(Figure collection entries)
::::::::::

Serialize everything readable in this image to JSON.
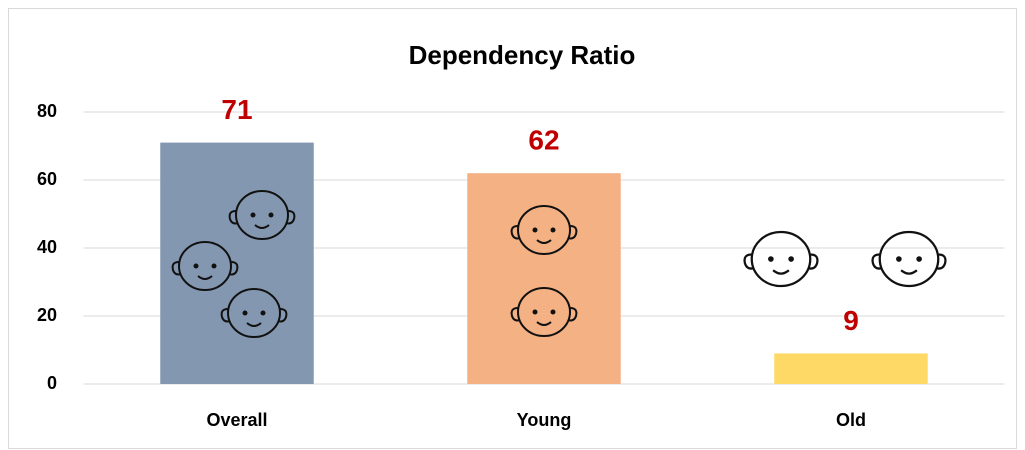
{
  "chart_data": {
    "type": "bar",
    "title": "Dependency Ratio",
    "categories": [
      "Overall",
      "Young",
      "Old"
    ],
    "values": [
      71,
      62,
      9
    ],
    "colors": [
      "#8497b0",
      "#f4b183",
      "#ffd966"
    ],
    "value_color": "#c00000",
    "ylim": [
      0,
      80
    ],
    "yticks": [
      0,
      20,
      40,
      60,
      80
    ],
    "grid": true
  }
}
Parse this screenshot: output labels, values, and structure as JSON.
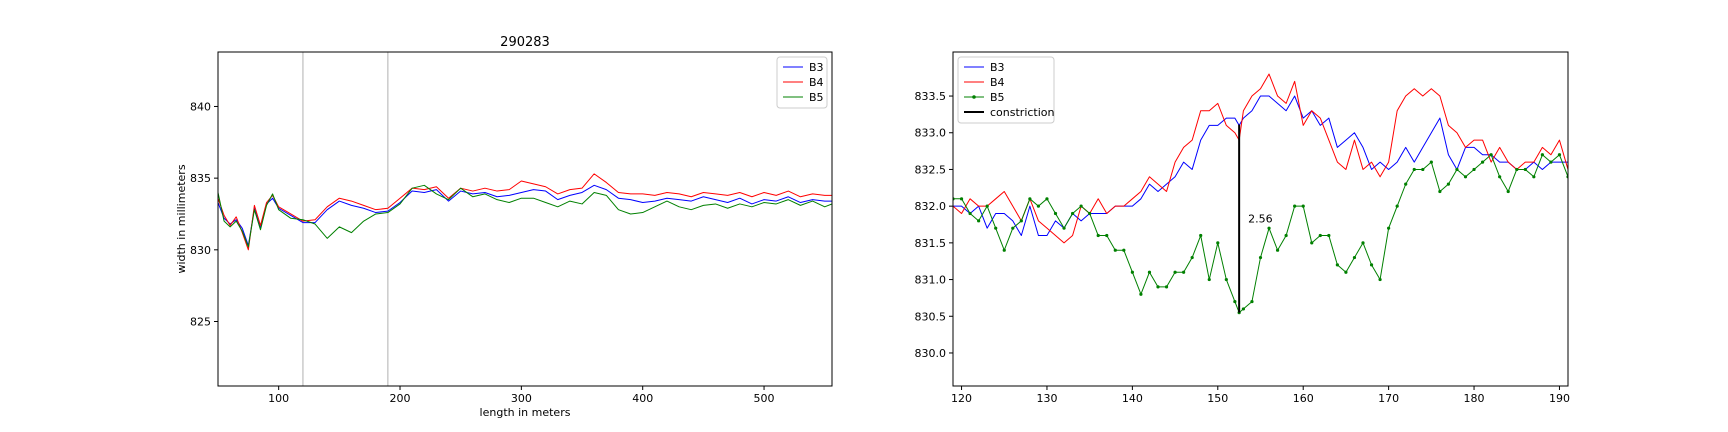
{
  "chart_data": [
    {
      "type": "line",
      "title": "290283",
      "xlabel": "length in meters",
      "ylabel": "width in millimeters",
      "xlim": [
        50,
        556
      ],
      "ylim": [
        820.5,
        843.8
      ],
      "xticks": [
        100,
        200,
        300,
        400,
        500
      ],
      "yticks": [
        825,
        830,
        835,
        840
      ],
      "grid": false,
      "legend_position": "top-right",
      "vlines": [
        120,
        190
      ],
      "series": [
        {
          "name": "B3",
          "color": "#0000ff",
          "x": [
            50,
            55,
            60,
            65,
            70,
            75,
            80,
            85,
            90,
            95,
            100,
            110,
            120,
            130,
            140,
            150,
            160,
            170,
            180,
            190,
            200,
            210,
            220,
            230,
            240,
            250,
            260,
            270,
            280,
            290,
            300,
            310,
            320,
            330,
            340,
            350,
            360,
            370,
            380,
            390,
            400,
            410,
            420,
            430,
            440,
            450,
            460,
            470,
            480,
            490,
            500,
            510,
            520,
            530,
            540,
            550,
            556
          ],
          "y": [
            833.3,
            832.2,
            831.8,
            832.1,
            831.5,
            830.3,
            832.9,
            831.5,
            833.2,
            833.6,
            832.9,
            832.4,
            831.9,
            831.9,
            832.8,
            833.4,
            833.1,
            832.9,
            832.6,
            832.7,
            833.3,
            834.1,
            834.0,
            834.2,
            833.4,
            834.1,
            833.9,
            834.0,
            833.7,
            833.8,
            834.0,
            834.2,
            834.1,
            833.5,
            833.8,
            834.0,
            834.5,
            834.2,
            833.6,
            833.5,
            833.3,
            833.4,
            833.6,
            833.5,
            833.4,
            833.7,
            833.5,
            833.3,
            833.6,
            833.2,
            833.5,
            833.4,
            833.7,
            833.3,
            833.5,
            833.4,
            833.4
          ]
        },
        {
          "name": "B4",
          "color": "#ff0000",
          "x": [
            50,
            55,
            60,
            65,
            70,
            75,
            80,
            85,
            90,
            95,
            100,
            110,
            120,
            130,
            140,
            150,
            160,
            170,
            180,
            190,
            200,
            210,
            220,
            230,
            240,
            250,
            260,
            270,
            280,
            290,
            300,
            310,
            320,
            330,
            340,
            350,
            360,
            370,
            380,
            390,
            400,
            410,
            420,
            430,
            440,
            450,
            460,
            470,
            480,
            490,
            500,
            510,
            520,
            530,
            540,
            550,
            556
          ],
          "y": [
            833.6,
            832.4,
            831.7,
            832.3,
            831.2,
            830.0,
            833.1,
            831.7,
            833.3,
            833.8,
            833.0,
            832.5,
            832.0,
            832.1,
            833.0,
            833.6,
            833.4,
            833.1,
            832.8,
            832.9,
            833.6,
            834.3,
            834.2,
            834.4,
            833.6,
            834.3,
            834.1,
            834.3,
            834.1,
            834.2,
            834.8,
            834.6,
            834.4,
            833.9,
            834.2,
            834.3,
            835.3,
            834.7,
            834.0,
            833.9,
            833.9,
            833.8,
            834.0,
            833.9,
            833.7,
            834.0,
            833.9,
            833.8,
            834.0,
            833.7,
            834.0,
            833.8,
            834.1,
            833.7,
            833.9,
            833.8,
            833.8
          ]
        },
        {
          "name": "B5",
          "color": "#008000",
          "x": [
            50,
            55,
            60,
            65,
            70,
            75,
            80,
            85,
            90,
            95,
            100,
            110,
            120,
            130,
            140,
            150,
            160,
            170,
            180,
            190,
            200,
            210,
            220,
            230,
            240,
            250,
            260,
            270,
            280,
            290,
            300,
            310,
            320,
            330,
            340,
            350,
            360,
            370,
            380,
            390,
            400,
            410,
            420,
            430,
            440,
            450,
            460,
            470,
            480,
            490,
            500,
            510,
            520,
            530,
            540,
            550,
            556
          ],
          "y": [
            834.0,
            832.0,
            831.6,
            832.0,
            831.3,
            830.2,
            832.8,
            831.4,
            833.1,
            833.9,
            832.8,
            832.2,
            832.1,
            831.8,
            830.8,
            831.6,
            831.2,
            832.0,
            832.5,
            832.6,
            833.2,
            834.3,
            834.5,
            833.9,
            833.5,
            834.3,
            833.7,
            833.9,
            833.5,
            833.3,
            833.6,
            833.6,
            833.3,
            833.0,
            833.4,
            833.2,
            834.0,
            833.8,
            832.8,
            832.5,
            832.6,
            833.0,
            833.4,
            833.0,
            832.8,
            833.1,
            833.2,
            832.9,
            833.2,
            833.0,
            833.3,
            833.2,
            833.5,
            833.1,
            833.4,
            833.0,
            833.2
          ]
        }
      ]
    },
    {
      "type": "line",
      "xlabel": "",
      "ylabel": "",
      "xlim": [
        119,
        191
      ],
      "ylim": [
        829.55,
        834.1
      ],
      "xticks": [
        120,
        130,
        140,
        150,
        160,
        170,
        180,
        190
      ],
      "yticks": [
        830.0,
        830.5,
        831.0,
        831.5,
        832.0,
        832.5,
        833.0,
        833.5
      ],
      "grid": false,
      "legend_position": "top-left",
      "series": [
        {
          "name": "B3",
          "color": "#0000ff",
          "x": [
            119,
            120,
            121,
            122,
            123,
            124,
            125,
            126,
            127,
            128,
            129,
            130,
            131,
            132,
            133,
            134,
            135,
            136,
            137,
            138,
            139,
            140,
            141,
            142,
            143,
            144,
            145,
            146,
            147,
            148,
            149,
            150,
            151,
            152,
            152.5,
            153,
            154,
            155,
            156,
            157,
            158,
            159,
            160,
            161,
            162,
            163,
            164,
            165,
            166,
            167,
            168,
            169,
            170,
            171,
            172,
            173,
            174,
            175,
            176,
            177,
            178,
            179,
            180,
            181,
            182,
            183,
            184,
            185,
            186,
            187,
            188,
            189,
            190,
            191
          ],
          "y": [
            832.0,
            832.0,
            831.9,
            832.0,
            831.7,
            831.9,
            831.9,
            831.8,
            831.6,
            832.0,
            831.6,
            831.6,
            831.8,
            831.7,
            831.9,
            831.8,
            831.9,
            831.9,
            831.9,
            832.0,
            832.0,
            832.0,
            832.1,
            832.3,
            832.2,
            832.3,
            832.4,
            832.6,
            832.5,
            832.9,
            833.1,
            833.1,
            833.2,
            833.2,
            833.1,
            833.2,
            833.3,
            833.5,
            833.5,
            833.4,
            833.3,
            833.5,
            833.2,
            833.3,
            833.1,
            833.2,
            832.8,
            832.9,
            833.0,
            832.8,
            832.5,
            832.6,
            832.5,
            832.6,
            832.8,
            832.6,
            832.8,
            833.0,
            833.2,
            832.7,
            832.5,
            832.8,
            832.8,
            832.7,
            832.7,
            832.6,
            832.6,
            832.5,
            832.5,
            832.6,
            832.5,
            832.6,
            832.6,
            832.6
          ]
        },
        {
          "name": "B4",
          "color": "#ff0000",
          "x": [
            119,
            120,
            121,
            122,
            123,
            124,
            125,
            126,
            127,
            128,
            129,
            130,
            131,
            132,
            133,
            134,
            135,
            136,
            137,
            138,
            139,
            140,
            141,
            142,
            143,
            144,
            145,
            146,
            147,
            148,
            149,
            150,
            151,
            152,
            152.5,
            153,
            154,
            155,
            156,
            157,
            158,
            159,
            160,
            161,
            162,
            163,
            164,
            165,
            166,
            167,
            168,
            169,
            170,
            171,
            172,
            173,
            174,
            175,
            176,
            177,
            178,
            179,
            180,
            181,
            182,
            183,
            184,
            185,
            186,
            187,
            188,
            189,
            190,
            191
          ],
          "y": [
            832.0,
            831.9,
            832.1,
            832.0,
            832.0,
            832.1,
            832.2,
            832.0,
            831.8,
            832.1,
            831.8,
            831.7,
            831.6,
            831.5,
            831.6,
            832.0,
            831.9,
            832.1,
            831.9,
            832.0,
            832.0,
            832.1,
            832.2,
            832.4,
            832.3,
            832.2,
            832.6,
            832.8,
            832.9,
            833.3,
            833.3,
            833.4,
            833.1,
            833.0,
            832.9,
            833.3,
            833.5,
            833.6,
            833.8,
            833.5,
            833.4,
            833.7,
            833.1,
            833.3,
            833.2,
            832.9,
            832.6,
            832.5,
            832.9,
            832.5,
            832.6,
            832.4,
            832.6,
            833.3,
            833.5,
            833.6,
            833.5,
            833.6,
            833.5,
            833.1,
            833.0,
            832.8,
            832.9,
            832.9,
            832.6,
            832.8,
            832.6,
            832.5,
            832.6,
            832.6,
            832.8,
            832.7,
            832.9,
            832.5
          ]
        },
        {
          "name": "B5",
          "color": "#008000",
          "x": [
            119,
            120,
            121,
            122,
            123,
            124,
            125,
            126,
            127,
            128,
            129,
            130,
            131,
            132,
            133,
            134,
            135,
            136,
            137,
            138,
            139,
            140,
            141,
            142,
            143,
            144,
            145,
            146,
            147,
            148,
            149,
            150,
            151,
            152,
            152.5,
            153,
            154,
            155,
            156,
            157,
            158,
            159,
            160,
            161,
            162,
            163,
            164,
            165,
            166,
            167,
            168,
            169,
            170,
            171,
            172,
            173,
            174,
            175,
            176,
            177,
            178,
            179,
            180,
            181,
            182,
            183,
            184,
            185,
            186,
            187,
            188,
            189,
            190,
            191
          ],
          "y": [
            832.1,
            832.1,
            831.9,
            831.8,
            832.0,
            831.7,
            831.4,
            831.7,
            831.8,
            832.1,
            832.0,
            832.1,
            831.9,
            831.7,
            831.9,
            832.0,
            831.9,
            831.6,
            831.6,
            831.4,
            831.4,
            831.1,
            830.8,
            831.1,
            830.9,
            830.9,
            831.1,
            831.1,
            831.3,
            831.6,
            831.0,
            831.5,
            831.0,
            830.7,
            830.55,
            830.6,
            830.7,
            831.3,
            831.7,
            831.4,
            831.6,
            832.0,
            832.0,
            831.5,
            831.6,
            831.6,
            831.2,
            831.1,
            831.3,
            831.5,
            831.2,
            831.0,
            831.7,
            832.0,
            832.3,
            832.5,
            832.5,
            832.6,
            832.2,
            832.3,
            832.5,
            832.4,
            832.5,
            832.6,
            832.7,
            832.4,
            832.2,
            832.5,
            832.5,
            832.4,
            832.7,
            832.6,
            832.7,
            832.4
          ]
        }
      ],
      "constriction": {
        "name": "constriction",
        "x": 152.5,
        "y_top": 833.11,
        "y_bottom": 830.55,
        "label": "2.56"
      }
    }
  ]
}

::::::::::

PROBLEM TO SOLVE
Which lines of the material contain the string "title"? List each of them.

RESULT FOR THIS EXERCISE
    "title": "Dependency Ratio",
      "title": "290283",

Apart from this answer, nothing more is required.